[Items from a dataset]
►
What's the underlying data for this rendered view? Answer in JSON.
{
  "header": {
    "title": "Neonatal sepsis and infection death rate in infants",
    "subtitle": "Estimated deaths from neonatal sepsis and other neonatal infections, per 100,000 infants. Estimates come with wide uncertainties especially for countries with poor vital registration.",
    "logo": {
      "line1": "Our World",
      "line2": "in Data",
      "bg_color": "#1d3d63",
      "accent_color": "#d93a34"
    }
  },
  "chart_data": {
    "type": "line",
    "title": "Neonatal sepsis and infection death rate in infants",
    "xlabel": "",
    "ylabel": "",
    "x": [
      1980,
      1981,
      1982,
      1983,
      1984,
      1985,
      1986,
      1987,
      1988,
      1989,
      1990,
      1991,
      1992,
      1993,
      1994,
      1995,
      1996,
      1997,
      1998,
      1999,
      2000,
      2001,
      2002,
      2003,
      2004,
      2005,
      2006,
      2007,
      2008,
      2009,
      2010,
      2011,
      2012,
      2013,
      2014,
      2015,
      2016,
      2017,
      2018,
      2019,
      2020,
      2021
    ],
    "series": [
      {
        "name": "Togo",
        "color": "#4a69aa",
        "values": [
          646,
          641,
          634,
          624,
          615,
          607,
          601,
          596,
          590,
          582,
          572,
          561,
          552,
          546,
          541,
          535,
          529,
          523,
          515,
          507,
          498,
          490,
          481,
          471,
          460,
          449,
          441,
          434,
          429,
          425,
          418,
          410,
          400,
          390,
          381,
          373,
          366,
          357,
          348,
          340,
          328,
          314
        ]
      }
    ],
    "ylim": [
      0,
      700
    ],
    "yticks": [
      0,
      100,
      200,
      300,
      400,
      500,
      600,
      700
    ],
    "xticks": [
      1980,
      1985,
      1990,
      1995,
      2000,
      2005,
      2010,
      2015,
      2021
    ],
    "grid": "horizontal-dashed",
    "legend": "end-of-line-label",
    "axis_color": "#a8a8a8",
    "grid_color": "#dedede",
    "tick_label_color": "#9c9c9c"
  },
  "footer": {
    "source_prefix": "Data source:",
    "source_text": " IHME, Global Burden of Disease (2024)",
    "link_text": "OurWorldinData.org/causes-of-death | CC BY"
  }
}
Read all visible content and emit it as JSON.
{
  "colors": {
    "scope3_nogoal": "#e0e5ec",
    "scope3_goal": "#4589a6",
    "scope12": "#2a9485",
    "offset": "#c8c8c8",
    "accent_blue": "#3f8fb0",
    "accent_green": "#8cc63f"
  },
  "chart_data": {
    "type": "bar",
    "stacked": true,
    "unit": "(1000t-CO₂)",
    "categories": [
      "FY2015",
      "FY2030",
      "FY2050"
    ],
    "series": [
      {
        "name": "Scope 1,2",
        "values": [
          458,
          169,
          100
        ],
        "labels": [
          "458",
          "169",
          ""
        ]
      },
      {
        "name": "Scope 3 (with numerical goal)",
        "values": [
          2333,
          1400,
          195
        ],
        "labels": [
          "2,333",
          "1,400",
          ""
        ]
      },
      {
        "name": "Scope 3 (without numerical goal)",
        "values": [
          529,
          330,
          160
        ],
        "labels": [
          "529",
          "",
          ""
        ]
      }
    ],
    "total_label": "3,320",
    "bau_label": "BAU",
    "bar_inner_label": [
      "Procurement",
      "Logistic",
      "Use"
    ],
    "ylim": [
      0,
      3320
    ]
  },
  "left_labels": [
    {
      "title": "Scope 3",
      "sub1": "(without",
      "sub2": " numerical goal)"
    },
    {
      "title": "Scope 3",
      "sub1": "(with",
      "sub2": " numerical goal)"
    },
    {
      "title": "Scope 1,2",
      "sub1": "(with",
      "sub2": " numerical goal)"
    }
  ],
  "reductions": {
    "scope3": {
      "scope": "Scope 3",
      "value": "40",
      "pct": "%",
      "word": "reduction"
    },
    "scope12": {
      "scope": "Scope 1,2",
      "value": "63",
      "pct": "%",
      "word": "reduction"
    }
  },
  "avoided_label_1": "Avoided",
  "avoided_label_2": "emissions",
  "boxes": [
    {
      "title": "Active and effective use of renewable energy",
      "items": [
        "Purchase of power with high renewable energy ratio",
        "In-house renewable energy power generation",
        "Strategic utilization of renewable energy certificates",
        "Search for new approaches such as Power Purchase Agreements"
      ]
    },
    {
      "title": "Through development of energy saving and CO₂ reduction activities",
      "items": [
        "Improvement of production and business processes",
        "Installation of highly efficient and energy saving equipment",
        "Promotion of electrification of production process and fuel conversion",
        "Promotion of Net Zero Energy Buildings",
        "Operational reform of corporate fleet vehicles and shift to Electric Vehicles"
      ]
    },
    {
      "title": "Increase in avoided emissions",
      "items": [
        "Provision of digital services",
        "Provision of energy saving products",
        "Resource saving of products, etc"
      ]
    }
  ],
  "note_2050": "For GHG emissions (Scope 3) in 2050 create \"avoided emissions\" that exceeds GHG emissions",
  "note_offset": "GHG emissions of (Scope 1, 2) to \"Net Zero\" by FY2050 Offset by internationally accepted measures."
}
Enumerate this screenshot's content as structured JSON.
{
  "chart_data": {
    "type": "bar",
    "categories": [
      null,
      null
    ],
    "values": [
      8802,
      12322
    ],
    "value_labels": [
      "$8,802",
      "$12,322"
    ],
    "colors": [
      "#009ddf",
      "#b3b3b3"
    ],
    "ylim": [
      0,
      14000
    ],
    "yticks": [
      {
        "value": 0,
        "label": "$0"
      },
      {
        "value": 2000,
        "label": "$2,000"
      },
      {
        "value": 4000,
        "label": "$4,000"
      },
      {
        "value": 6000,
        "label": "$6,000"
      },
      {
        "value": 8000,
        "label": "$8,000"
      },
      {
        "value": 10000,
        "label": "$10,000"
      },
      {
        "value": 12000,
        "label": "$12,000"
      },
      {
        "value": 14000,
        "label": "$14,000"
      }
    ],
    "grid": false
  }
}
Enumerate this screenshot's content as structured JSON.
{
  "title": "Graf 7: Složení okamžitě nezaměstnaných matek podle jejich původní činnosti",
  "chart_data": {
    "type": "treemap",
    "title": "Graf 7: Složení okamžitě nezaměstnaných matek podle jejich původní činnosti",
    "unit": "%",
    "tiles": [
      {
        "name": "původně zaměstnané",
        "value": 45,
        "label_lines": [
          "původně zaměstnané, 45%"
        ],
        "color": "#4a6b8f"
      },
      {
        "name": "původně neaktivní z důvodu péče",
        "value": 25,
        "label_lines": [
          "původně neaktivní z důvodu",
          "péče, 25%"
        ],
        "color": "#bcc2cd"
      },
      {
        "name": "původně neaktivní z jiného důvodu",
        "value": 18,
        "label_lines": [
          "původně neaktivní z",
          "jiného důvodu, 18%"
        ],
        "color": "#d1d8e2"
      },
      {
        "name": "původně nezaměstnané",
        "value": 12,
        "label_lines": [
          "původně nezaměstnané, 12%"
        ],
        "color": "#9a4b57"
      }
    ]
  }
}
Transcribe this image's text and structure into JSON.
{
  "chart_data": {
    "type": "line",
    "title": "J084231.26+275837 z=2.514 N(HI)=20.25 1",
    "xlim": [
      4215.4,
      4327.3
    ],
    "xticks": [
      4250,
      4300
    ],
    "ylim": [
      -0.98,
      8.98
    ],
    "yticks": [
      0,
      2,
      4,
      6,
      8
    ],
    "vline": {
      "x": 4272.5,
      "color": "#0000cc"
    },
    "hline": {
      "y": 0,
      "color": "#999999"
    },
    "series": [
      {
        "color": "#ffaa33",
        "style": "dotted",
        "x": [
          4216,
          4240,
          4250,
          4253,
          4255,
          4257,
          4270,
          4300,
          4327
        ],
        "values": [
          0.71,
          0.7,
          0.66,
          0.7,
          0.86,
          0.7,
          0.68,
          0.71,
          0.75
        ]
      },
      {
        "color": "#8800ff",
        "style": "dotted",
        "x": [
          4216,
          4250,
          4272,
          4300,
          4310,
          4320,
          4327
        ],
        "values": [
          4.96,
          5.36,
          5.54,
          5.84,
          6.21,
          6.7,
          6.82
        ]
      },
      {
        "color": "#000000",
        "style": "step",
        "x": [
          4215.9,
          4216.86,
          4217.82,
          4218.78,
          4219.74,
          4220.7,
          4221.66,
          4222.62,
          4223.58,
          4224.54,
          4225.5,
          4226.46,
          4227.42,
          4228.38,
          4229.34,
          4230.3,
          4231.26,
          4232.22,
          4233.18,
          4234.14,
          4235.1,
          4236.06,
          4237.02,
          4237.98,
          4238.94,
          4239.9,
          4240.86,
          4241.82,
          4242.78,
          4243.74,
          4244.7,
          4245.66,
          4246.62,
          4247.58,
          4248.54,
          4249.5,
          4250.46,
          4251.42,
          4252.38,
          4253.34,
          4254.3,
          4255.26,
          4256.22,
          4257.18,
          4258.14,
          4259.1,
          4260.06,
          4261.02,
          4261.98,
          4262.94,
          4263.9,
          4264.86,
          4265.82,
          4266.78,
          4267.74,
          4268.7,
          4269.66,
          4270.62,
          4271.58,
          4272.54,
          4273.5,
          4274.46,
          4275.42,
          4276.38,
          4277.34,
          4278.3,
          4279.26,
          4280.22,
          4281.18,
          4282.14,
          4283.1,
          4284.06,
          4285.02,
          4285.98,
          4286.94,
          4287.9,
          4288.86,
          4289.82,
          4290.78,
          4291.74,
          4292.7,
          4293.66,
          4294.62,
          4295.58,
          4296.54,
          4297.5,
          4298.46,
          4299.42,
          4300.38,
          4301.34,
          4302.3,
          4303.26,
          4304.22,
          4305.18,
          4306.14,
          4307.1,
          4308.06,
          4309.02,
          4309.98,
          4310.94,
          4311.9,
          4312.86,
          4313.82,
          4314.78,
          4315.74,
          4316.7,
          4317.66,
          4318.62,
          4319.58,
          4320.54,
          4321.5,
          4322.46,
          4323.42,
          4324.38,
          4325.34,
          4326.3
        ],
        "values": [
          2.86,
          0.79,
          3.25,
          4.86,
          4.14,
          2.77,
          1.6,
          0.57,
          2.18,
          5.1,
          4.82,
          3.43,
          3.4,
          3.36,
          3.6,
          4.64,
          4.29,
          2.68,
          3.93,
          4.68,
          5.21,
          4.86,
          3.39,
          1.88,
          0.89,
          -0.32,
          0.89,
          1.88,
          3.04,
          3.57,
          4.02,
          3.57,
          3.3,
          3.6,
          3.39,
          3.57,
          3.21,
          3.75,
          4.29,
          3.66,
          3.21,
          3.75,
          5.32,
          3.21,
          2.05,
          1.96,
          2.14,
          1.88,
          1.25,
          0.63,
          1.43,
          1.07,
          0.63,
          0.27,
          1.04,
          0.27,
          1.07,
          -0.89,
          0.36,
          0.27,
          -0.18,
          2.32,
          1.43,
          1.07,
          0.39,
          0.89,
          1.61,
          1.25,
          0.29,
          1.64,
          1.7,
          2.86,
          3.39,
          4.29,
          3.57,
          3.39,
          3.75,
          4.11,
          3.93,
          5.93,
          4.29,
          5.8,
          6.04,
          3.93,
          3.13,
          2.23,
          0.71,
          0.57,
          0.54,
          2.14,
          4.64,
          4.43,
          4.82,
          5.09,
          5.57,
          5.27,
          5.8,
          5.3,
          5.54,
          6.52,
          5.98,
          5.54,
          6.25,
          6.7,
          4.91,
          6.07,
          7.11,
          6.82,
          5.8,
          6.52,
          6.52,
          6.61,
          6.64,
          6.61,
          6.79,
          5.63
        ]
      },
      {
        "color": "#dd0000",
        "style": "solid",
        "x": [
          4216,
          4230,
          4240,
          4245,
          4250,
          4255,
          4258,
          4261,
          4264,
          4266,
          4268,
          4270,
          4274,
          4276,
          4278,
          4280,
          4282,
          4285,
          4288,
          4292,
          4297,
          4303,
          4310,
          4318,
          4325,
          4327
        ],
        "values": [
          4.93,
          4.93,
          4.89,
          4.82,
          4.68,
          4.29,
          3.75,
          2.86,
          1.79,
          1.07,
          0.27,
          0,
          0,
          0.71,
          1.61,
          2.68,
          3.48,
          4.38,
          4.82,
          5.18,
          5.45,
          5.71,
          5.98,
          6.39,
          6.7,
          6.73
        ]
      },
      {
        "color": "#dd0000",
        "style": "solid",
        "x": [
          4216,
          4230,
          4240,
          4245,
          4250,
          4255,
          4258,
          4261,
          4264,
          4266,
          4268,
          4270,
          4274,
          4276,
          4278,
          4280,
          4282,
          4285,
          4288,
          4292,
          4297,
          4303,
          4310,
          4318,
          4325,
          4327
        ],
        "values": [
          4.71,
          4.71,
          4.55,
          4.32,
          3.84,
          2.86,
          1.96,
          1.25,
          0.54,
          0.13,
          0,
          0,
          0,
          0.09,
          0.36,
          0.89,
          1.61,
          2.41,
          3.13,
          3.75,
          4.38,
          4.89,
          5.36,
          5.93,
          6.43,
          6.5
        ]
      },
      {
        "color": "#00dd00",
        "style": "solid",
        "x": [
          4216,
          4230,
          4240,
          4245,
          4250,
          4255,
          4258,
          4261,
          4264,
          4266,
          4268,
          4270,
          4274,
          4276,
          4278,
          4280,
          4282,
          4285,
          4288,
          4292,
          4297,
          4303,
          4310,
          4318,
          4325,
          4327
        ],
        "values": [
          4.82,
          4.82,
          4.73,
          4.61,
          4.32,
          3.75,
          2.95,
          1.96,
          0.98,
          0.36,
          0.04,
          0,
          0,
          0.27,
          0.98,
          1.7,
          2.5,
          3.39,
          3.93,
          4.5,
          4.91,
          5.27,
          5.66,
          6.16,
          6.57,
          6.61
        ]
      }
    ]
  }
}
◄
▶ [Task brief]
Count each line above in which the string "renewable" appears, then state only the total.

▶ [Task result]
4